_What you are asked to do_:
Every entry below must be repeated exactly; skip the pictures.
::: Records for the exercise :::
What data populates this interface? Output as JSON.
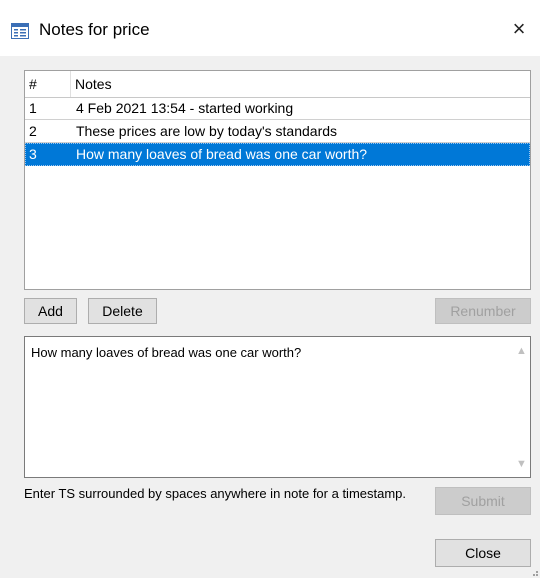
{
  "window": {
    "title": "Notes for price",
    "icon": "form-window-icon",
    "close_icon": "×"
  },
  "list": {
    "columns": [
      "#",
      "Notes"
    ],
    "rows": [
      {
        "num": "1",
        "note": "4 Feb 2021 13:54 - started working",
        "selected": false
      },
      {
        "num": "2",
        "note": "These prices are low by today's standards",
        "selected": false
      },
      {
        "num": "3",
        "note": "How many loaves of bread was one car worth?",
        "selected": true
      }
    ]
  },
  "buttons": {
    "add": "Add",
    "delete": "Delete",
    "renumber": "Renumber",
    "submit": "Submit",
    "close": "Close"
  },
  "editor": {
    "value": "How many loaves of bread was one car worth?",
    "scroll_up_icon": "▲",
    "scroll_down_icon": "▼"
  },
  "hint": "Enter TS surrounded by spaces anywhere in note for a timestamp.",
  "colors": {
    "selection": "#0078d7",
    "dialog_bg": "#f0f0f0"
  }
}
:::
_Expected output_:
What data populates this interface? Output as JSON.
{
  "window": {
    "title": "Notes for price",
    "icon": "form-window-icon",
    "close_icon": "×"
  },
  "list": {
    "columns": [
      "#",
      "Notes"
    ],
    "rows": [
      {
        "num": "1",
        "note": "4 Feb 2021 13:54 - started working",
        "selected": false
      },
      {
        "num": "2",
        "note": "These prices are low by today's standards",
        "selected": false
      },
      {
        "num": "3",
        "note": "How many loaves of bread was one car worth?",
        "selected": true
      }
    ]
  },
  "buttons": {
    "add": "Add",
    "delete": "Delete",
    "renumber": "Renumber",
    "submit": "Submit",
    "close": "Close"
  },
  "editor": {
    "value": "How many loaves of bread was one car worth?",
    "scroll_up_icon": "▲",
    "scroll_down_icon": "▼"
  },
  "hint": "Enter TS surrounded by spaces anywhere in note for a timestamp.",
  "colors": {
    "selection": "#0078d7",
    "dialog_bg": "#f0f0f0"
  }
}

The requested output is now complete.